• [ITEMS]:
'''

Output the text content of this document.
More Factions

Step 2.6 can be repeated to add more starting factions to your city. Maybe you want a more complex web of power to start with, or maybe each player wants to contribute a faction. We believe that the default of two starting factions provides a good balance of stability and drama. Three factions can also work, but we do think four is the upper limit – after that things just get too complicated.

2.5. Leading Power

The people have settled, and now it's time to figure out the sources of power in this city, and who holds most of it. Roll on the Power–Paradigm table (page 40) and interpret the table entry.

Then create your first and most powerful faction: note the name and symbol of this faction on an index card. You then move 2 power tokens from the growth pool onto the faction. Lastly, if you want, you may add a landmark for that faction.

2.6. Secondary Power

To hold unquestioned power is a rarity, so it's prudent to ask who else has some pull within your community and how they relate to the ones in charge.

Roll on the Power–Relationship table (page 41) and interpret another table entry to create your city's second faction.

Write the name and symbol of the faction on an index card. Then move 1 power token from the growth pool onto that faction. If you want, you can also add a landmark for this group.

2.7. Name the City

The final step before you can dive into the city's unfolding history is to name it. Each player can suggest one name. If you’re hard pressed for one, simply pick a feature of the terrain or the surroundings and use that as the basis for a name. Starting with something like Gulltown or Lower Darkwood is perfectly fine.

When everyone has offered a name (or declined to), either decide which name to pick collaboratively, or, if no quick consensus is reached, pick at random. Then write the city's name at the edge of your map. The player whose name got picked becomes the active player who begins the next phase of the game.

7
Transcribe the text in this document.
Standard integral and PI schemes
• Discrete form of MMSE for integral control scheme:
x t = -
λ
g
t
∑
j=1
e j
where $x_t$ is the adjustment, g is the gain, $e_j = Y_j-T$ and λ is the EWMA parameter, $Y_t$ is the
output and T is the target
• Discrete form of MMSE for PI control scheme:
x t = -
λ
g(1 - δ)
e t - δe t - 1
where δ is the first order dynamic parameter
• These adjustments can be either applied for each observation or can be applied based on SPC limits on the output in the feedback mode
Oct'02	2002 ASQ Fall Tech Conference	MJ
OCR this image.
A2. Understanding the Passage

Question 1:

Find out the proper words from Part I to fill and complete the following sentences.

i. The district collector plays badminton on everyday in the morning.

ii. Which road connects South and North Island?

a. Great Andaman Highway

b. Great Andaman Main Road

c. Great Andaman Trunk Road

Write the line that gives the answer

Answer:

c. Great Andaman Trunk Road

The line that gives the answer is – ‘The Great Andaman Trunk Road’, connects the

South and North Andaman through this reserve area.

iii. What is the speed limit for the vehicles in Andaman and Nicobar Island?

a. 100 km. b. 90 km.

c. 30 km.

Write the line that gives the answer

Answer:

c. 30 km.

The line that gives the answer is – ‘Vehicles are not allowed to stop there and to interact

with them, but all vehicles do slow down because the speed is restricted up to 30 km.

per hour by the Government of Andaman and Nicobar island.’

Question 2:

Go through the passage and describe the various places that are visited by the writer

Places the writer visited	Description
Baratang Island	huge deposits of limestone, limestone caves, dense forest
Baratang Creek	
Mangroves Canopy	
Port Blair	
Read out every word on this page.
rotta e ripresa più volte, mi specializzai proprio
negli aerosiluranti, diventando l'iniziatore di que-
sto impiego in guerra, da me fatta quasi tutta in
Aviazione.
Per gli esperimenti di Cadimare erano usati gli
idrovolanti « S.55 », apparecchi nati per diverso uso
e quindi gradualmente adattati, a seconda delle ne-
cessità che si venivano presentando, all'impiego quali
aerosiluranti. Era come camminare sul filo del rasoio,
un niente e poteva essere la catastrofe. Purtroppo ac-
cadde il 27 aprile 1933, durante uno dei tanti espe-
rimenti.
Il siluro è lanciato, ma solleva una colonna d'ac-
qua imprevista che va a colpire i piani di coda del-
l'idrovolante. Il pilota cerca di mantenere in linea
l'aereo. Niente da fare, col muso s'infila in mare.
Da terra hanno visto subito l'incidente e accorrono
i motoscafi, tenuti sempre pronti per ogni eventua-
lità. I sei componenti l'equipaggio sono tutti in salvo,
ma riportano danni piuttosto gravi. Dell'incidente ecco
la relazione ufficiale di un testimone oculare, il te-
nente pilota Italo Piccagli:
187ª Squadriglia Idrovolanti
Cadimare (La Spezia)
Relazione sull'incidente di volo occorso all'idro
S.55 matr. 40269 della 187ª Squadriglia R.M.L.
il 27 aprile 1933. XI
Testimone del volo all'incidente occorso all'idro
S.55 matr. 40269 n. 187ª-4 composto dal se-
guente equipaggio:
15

'''

Copy each record from above without leaving any out.

• [RESULT]:
Output the text content of this document.
More Factions

Step 2.6 can be repeated to add more starting factions to your city. Maybe you want a more complex web of power to start with, or maybe each player wants to contribute a faction. We believe that the default of two starting factions provides a good balance of stability and drama. Three factions can also work, but we do think four is the upper limit – after that things just get too complicated.

2.5. Leading Power

The people have settled, and now it's time to figure out the sources of power in this city, and who holds most of it. Roll on the Power–Paradigm table (page 40) and interpret the table entry.

Then create your first and most powerful faction: note the name and symbol of this faction on an index card. You then move 2 power tokens from the growth pool onto the faction. Lastly, if you want, you may add a landmark for that faction.

2.6. Secondary Power

To hold unquestioned power is a rarity, so it's prudent to ask who else has some pull within your community and how they relate to the ones in charge.

Roll on the Power–Relationship table (page 41) and interpret another table entry to create your city's second faction.

Write the name and symbol of the faction on an index card. Then move 1 power token from the growth pool onto that faction. If you want, you can also add a landmark for this group.

2.7. Name the City

The final step before you can dive into the city's unfolding history is to name it. Each player can suggest one name. If you’re hard pressed for one, simply pick a feature of the terrain or the surroundings and use that as the basis for a name. Starting with something like Gulltown or Lower Darkwood is perfectly fine.

When everyone has offered a name (or declined to), either decide which name to pick collaboratively, or, if no quick consensus is reached, pick at random. Then write the city's name at the edge of your map. The player whose name got picked becomes the active player who begins the next phase of the game.

7
Transcribe the text in this document.
Standard integral and PI schemes
• Discrete form of MMSE for integral control scheme:
x t = -
λ
g
t
∑
j=1
e j
where $x_t$ is the adjustment, g is the gain, $e_j = Y_j-T$ and λ is the EWMA parameter, $Y_t$ is the
output and T is the target
• Discrete form of MMSE for PI control scheme:
x t = -
λ
g(1 - δ)
e t - δe t - 1
where δ is the first order dynamic parameter
• These adjustments can be either applied for each observation or can be applied based on SPC limits on the output in the feedback mode
Oct'02	2002 ASQ Fall Tech Conference	MJ
OCR this image.
A2. Understanding the Passage

Question 1:

Find out the proper words from Part I to fill and complete the following sentences.

i. The district collector plays badminton on everyday in the morning.

ii. Which road connects South and North Island?

a. Great Andaman Highway

b. Great Andaman Main Road

c. Great Andaman Trunk Road

Write the line that gives the answer

Answer:

c. Great Andaman Trunk Road

The line that gives the answer is – ‘The Great Andaman Trunk Road’, connects the

South and North Andaman through this reserve area.

iii. What is the speed limit for the vehicles in Andaman and Nicobar Island?

a. 100 km. b. 90 km.

c. 30 km.

Write the line that gives the answer

Answer:

c. 30 km.

The line that gives the answer is – ‘Vehicles are not allowed to stop there and to interact

with them, but all vehicles do slow down because the speed is restricted up to 30 km.

per hour by the Government of Andaman and Nicobar island.’

Question 2:

Go through the passage and describe the various places that are visited by the writer

Places the writer visited	Description
Baratang Island	huge deposits of limestone, limestone caves, dense forest
Baratang Creek	
Mangroves Canopy	
Port Blair	
Read out every word on this page.
rotta e ripresa più volte, mi specializzai proprio
negli aerosiluranti, diventando l'iniziatore di que-
sto impiego in guerra, da me fatta quasi tutta in
Aviazione.
Per gli esperimenti di Cadimare erano usati gli
idrovolanti « S.55 », apparecchi nati per diverso uso
e quindi gradualmente adattati, a seconda delle ne-
cessità che si venivano presentando, all'impiego quali
aerosiluranti. Era come camminare sul filo del rasoio,
un niente e poteva essere la catastrofe. Purtroppo ac-
cadde il 27 aprile 1933, durante uno dei tanti espe-
rimenti.
Il siluro è lanciato, ma solleva una colonna d'ac-
qua imprevista che va a colpire i piani di coda del-
l'idrovolante. Il pilota cerca di mantenere in linea
l'aereo. Niente da fare, col muso s'infila in mare.
Da terra hanno visto subito l'incidente e accorrono
i motoscafi, tenuti sempre pronti per ogni eventua-
lità. I sei componenti l'equipaggio sono tutti in salvo,
ma riportano danni piuttosto gravi. Dell'incidente ecco
la relazione ufficiale di un testimone oculare, il te-
nente pilota Italo Piccagli:
187ª Squadriglia Idrovolanti
Cadimare (La Spezia)
Relazione sull'incidente di volo occorso all'idro
S.55 matr. 40269 della 187ª Squadriglia R.M.L.
il 27 aprile 1933. XI
Testimone del volo all'incidente occorso all'idro
S.55 matr. 40269 n. 187ª-4 composto dal se-
guente equipaggio:
15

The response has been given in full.